EXERCISE TASK => Print all the data, keeping every line exactly as it is.
##### SUPPLIED ENTRIES
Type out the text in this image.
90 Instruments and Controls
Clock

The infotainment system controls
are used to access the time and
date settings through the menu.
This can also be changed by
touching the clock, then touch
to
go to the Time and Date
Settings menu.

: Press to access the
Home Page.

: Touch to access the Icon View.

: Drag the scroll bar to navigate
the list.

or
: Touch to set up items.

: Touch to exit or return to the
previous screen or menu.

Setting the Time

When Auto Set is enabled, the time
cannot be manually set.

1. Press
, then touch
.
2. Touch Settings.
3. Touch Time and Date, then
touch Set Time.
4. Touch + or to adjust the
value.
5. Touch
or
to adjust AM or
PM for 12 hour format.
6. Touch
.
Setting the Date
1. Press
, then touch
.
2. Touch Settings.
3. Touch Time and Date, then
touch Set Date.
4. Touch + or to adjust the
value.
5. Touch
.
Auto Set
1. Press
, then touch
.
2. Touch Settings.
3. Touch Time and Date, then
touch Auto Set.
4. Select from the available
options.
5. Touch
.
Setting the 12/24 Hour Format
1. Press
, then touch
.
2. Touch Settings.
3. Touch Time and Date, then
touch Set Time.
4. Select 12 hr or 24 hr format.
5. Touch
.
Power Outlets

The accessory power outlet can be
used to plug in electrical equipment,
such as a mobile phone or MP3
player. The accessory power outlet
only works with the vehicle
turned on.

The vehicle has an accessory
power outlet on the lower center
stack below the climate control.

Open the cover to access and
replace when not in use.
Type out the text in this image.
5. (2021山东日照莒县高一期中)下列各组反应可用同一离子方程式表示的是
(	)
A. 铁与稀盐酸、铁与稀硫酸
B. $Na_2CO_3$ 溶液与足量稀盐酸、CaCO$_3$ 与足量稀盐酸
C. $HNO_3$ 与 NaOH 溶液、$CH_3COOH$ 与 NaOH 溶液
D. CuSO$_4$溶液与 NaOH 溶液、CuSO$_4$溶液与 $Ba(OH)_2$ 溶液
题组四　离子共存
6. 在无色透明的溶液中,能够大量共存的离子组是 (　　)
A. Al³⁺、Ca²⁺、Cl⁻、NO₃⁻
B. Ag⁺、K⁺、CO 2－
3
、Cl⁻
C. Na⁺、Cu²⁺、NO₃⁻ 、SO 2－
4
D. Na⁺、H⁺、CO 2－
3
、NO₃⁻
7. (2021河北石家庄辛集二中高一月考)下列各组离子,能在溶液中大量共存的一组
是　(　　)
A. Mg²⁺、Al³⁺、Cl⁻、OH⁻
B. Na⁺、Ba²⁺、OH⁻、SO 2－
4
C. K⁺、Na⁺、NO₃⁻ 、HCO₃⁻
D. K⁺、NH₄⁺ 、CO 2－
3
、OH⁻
##########
RESULT OF THIS EXERCISE =>
Type out the text in this image.
90 Instruments and Controls
Clock

The infotainment system controls
are used to access the time and
date settings through the menu.
This can also be changed by
touching the clock, then touch
to
go to the Time and Date
Settings menu.

: Press to access the
Home Page.

: Touch to access the Icon View.

: Drag the scroll bar to navigate
the list.

or
: Touch to set up items.

: Touch to exit or return to the
previous screen or menu.

Setting the Time

When Auto Set is enabled, the time
cannot be manually set.

1. Press
, then touch
.
2. Touch Settings.
3. Touch Time and Date, then
touch Set Time.
4. Touch + or to adjust the
value.
5. Touch
or
to adjust AM or
PM for 12 hour format.
6. Touch
.
Setting the Date
1. Press
, then touch
.
2. Touch Settings.
3. Touch Time and Date, then
touch Set Date.
4. Touch + or to adjust the
value.
5. Touch
.
Auto Set
1. Press
, then touch
.
2. Touch Settings.
3. Touch Time and Date, then
touch Auto Set.
4. Select from the available
options.
5. Touch
.
Setting the 12/24 Hour Format
1. Press
, then touch
.
2. Touch Settings.
3. Touch Time and Date, then
touch Set Time.
4. Select 12 hr or 24 hr format.
5. Touch
.
Power Outlets

The accessory power outlet can be
used to plug in electrical equipment,
such as a mobile phone or MP3
player. The accessory power outlet
only works with the vehicle
turned on.

The vehicle has an accessory
power outlet on the lower center
stack below the climate control.

Open the cover to access and
replace when not in use.
Type out the text in this image.
5. (2021山东日照莒县高一期中)下列各组反应可用同一离子方程式表示的是
(	)
A. 铁与稀盐酸、铁与稀硫酸
B. $Na_2CO_3$ 溶液与足量稀盐酸、CaCO$_3$ 与足量稀盐酸
C. $HNO_3$ 与 NaOH 溶液、$CH_3COOH$ 与 NaOH 溶液
D. CuSO$_4$溶液与 NaOH 溶液、CuSO$_4$溶液与 $Ba(OH)_2$ 溶液
题组四　离子共存
6. 在无色透明的溶液中,能够大量共存的离子组是 (　　)
A. Al³⁺、Ca²⁺、Cl⁻、NO₃⁻
B. Ag⁺、K⁺、CO 2－
3
、Cl⁻
C. Na⁺、Cu²⁺、NO₃⁻ 、SO 2－
4
D. Na⁺、H⁺、CO 2－
3
、NO₃⁻
7. (2021河北石家庄辛集二中高一月考)下列各组离子,能在溶液中大量共存的一组
是　(　　)
A. Mg²⁺、Al³⁺、Cl⁻、OH⁻
B. Na⁺、Ba²⁺、OH⁻、SO 2－
4
C. K⁺、Na⁺、NO₃⁻ 、HCO₃⁻
D. K⁺、NH₄⁺ 、CO 2－
3
、OH⁻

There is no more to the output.